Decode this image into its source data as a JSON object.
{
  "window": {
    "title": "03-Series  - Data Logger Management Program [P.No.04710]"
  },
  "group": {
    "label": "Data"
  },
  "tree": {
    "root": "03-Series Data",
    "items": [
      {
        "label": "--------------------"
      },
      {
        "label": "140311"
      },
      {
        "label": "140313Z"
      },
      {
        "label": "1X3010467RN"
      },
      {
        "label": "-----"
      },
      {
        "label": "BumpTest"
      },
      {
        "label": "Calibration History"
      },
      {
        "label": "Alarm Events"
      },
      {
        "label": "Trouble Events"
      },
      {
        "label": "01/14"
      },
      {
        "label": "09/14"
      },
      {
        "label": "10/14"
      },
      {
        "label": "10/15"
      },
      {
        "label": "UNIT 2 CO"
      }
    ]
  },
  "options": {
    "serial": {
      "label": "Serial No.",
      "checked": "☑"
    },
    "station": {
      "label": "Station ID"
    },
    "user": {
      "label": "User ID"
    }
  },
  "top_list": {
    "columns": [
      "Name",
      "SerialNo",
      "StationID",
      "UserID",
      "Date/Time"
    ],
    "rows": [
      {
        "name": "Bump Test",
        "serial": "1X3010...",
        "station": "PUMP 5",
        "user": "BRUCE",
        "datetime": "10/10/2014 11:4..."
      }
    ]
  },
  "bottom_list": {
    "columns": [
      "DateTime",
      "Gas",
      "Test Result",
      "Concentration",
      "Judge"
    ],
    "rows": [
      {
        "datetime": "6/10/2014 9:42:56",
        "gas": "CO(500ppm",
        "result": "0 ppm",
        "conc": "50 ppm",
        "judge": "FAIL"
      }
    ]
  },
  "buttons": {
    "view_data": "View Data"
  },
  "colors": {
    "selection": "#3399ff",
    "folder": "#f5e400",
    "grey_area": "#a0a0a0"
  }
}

## Your goal
Word for word, restate all of the data shown above.

## Solution
Decode this image into its source data as a JSON object.
{
  "window": {
    "title": "03-Series  - Data Logger Management Program [P.No.04710]"
  },
  "group": {
    "label": "Data"
  },
  "tree": {
    "root": "03-Series Data",
    "items": [
      {
        "label": "--------------------"
      },
      {
        "label": "140311"
      },
      {
        "label": "140313Z"
      },
      {
        "label": "1X3010467RN"
      },
      {
        "label": "-----"
      },
      {
        "label": "BumpTest"
      },
      {
        "label": "Calibration History"
      },
      {
        "label": "Alarm Events"
      },
      {
        "label": "Trouble Events"
      },
      {
        "label": "01/14"
      },
      {
        "label": "09/14"
      },
      {
        "label": "10/14"
      },
      {
        "label": "10/15"
      },
      {
        "label": "UNIT 2 CO"
      }
    ]
  },
  "options": {
    "serial": {
      "label": "Serial No.",
      "checked": "☑"
    },
    "station": {
      "label": "Station ID"
    },
    "user": {
      "label": "User ID"
    }
  },
  "top_list": {
    "columns": [
      "Name",
      "SerialNo",
      "StationID",
      "UserID",
      "Date/Time"
    ],
    "rows": [
      {
        "name": "Bump Test",
        "serial": "1X3010...",
        "station": "PUMP 5",
        "user": "BRUCE",
        "datetime": "10/10/2014 11:4..."
      }
    ]
  },
  "bottom_list": {
    "columns": [
      "DateTime",
      "Gas",
      "Test Result",
      "Concentration",
      "Judge"
    ],
    "rows": [
      {
        "datetime": "6/10/2014 9:42:56",
        "gas": "CO(500ppm",
        "result": "0 ppm",
        "conc": "50 ppm",
        "judge": "FAIL"
      }
    ]
  },
  "buttons": {
    "view_data": "View Data"
  },
  "colors": {
    "selection": "#3399ff",
    "folder": "#f5e400",
    "grey_area": "#a0a0a0"
  }
}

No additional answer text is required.